▶ [Figure record listings]:
——————
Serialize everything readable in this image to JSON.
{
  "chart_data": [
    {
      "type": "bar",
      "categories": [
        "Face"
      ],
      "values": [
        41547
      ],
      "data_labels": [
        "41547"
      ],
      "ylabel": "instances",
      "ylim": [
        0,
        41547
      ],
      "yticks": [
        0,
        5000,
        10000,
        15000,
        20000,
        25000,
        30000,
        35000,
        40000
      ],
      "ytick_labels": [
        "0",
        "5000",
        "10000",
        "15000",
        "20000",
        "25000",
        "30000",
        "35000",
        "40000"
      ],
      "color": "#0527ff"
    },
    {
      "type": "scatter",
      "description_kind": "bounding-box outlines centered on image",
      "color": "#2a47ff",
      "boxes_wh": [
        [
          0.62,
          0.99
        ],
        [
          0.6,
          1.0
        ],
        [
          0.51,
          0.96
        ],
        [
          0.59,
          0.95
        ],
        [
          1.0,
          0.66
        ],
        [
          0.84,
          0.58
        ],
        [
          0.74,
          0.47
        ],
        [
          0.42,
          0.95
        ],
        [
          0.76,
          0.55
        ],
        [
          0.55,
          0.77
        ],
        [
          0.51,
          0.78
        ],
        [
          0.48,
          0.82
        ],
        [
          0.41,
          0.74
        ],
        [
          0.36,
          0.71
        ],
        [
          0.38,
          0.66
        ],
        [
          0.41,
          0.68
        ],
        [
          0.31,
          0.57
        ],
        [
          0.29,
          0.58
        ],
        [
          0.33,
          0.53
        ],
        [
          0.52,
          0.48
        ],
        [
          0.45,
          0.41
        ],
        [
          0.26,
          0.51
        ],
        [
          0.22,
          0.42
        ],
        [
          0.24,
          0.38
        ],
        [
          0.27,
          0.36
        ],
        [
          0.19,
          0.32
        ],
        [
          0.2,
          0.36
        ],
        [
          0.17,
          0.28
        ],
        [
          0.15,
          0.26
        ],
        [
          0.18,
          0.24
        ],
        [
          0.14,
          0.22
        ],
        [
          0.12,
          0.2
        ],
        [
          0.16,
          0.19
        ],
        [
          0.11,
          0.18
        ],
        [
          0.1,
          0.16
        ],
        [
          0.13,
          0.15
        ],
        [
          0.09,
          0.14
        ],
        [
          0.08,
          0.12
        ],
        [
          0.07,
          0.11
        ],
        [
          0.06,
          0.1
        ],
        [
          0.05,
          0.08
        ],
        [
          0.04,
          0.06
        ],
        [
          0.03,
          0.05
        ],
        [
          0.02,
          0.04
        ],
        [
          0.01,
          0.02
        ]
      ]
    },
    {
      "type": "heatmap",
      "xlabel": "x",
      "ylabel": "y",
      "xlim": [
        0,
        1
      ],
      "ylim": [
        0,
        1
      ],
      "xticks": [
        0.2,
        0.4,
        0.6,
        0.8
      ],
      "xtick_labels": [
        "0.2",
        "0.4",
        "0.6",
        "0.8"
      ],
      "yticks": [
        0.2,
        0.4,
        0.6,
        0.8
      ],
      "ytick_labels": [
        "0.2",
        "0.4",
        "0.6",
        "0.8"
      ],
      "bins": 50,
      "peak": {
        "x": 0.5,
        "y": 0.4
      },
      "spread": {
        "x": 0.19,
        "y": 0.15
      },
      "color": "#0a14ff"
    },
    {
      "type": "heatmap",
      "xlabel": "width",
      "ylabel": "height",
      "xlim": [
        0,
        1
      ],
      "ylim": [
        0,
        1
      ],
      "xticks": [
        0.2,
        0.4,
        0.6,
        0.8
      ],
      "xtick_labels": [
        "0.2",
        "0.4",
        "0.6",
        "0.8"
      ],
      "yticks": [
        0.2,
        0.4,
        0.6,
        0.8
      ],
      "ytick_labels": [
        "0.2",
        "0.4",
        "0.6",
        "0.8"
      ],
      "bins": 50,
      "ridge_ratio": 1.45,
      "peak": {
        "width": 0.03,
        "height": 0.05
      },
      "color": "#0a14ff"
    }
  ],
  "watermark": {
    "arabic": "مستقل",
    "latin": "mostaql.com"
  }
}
——————
▶ [GIVEN EXERCISE]: Return all of the data word for word.

▶ [RESULT]:
Serialize everything readable in this image to JSON.
{
  "chart_data": [
    {
      "type": "bar",
      "categories": [
        "Face"
      ],
      "values": [
        41547
      ],
      "data_labels": [
        "41547"
      ],
      "ylabel": "instances",
      "ylim": [
        0,
        41547
      ],
      "yticks": [
        0,
        5000,
        10000,
        15000,
        20000,
        25000,
        30000,
        35000,
        40000
      ],
      "ytick_labels": [
        "0",
        "5000",
        "10000",
        "15000",
        "20000",
        "25000",
        "30000",
        "35000",
        "40000"
      ],
      "color": "#0527ff"
    },
    {
      "type": "scatter",
      "description_kind": "bounding-box outlines centered on image",
      "color": "#2a47ff",
      "boxes_wh": [
        [
          0.62,
          0.99
        ],
        [
          0.6,
          1.0
        ],
        [
          0.51,
          0.96
        ],
        [
          0.59,
          0.95
        ],
        [
          1.0,
          0.66
        ],
        [
          0.84,
          0.58
        ],
        [
          0.74,
          0.47
        ],
        [
          0.42,
          0.95
        ],
        [
          0.76,
          0.55
        ],
        [
          0.55,
          0.77
        ],
        [
          0.51,
          0.78
        ],
        [
          0.48,
          0.82
        ],
        [
          0.41,
          0.74
        ],
        [
          0.36,
          0.71
        ],
        [
          0.38,
          0.66
        ],
        [
          0.41,
          0.68
        ],
        [
          0.31,
          0.57
        ],
        [
          0.29,
          0.58
        ],
        [
          0.33,
          0.53
        ],
        [
          0.52,
          0.48
        ],
        [
          0.45,
          0.41
        ],
        [
          0.26,
          0.51
        ],
        [
          0.22,
          0.42
        ],
        [
          0.24,
          0.38
        ],
        [
          0.27,
          0.36
        ],
        [
          0.19,
          0.32
        ],
        [
          0.2,
          0.36
        ],
        [
          0.17,
          0.28
        ],
        [
          0.15,
          0.26
        ],
        [
          0.18,
          0.24
        ],
        [
          0.14,
          0.22
        ],
        [
          0.12,
          0.2
        ],
        [
          0.16,
          0.19
        ],
        [
          0.11,
          0.18
        ],
        [
          0.1,
          0.16
        ],
        [
          0.13,
          0.15
        ],
        [
          0.09,
          0.14
        ],
        [
          0.08,
          0.12
        ],
        [
          0.07,
          0.11
        ],
        [
          0.06,
          0.1
        ],
        [
          0.05,
          0.08
        ],
        [
          0.04,
          0.06
        ],
        [
          0.03,
          0.05
        ],
        [
          0.02,
          0.04
        ],
        [
          0.01,
          0.02
        ]
      ]
    },
    {
      "type": "heatmap",
      "xlabel": "x",
      "ylabel": "y",
      "xlim": [
        0,
        1
      ],
      "ylim": [
        0,
        1
      ],
      "xticks": [
        0.2,
        0.4,
        0.6,
        0.8
      ],
      "xtick_labels": [
        "0.2",
        "0.4",
        "0.6",
        "0.8"
      ],
      "yticks": [
        0.2,
        0.4,
        0.6,
        0.8
      ],
      "ytick_labels": [
        "0.2",
        "0.4",
        "0.6",
        "0.8"
      ],
      "bins": 50,
      "peak": {
        "x": 0.5,
        "y": 0.4
      },
      "spread": {
        "x": 0.19,
        "y": 0.15
      },
      "color": "#0a14ff"
    },
    {
      "type": "heatmap",
      "xlabel": "width",
      "ylabel": "height",
      "xlim": [
        0,
        1
      ],
      "ylim": [
        0,
        1
      ],
      "xticks": [
        0.2,
        0.4,
        0.6,
        0.8
      ],
      "xtick_labels": [
        "0.2",
        "0.4",
        "0.6",
        "0.8"
      ],
      "yticks": [
        0.2,
        0.4,
        0.6,
        0.8
      ],
      "ytick_labels": [
        "0.2",
        "0.4",
        "0.6",
        "0.8"
      ],
      "bins": 50,
      "ridge_ratio": 1.45,
      "peak": {
        "width": 0.03,
        "height": 0.05
      },
      "color": "#0a14ff"
    }
  ],
  "watermark": {
    "arabic": "مستقل",
    "latin": "mostaql.com"
  }
}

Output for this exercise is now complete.